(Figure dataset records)
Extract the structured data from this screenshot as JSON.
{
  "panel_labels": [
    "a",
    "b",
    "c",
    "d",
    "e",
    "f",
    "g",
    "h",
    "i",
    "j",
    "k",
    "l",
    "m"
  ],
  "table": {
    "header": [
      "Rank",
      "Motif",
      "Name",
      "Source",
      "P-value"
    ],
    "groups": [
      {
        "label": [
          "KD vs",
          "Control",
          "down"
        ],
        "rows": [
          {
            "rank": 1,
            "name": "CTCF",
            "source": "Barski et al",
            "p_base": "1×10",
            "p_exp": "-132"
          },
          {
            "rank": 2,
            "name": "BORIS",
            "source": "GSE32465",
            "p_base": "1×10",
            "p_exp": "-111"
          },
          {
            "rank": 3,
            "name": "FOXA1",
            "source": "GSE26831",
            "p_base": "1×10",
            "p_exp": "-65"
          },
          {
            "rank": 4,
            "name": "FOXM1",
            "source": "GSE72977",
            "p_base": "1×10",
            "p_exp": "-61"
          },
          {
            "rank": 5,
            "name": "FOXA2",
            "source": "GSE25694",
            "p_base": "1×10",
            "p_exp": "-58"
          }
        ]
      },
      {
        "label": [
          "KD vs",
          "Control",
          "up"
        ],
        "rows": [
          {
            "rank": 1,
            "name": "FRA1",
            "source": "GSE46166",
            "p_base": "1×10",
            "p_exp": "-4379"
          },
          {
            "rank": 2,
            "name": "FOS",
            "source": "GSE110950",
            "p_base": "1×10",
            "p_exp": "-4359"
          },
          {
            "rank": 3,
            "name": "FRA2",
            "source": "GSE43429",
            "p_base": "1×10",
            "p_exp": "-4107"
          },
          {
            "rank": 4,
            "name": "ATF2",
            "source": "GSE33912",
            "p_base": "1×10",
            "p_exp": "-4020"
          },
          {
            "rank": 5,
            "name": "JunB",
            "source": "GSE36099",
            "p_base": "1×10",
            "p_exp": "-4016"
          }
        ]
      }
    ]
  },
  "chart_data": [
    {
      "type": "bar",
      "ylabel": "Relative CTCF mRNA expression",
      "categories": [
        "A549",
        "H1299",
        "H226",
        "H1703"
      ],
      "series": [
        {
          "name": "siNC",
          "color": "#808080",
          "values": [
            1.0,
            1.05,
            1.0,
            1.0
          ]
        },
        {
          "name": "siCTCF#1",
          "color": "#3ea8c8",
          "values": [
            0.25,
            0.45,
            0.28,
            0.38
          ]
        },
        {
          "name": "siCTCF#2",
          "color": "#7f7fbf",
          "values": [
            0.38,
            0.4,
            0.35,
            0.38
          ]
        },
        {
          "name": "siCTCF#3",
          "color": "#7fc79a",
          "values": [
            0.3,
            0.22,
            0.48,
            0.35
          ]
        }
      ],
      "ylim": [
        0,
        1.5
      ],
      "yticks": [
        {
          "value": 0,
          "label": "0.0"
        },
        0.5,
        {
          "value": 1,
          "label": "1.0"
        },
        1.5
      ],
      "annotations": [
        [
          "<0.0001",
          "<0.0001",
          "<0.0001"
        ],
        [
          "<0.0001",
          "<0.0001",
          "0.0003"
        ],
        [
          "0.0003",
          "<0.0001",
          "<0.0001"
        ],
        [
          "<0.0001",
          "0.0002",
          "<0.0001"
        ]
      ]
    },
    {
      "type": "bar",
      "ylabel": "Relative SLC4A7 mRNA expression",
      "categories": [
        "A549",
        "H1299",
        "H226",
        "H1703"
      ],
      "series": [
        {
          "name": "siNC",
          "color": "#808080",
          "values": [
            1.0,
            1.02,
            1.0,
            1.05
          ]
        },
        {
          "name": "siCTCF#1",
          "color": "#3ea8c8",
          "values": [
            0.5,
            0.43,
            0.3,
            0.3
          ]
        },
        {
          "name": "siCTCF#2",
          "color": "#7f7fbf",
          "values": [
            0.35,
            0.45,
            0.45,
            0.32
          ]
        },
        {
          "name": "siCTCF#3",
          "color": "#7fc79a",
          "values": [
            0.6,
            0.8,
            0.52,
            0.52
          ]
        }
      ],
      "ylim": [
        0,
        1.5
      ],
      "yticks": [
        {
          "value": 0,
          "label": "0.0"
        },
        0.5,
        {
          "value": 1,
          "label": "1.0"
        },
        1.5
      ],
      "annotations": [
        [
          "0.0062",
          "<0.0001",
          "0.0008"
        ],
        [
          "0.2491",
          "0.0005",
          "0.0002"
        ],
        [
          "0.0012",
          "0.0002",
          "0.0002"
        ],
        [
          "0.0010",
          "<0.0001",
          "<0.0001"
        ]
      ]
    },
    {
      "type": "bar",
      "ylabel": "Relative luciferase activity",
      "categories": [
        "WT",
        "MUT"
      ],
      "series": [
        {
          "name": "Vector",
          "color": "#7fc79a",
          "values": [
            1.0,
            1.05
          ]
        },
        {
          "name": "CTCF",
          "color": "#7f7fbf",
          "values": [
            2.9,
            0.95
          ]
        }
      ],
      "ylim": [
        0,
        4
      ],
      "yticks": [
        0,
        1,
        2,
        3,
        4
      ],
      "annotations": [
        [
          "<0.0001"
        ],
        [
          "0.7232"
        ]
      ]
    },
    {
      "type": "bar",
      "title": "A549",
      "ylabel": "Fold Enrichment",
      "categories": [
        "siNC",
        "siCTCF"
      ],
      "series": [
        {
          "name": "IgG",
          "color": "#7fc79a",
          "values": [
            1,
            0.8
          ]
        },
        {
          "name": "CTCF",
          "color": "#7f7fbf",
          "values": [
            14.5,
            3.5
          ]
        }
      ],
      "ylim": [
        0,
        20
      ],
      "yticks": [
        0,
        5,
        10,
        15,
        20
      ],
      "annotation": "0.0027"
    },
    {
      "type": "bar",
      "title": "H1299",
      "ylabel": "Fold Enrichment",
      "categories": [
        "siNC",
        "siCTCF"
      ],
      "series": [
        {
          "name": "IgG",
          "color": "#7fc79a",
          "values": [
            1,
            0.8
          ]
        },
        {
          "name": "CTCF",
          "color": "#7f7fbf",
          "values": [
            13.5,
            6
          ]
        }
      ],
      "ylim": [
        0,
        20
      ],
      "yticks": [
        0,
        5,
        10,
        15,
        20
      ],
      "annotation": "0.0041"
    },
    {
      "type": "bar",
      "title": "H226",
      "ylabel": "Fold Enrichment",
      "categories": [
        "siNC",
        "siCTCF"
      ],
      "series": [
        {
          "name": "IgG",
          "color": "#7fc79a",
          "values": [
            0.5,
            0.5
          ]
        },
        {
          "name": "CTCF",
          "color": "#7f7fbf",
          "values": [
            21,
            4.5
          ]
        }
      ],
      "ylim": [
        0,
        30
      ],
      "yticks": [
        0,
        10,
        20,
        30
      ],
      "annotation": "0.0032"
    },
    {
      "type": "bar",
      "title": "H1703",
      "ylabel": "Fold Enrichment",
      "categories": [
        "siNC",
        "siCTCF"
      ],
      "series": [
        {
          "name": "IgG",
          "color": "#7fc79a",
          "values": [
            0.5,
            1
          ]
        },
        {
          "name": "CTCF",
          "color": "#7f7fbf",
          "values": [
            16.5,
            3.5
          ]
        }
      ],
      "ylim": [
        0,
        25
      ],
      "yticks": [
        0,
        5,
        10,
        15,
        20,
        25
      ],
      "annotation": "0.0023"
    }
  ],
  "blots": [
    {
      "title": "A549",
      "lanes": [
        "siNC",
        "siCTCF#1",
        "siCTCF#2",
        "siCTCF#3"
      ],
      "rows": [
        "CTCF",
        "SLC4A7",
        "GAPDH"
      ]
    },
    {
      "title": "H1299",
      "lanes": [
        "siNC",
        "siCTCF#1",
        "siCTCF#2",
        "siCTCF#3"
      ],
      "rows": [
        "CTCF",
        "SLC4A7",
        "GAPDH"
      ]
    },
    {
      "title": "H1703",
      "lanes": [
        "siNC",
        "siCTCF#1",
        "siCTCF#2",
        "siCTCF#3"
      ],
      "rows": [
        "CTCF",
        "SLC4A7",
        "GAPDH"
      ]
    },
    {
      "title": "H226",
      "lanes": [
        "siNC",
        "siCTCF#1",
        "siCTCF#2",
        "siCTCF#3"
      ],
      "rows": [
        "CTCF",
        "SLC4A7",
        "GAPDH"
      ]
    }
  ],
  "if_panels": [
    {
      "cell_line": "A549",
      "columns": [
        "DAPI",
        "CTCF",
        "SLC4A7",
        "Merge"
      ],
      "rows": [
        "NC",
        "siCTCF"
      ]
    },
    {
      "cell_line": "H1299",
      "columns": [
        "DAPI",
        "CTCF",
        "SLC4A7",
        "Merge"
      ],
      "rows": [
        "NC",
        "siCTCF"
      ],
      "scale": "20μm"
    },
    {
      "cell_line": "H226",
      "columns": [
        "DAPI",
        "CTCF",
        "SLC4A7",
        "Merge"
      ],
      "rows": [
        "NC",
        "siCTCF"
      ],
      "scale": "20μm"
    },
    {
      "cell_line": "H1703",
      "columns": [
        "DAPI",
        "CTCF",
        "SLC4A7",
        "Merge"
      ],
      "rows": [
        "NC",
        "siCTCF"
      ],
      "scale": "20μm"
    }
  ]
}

• **What is being asked**: Look through the data above and report every line in which "expression" appears.

• **Solution to the problem**:
      "ylabel": "Relative CTCF mRNA expression",
      "ylabel": "Relative SLC4A7 mRNA expression",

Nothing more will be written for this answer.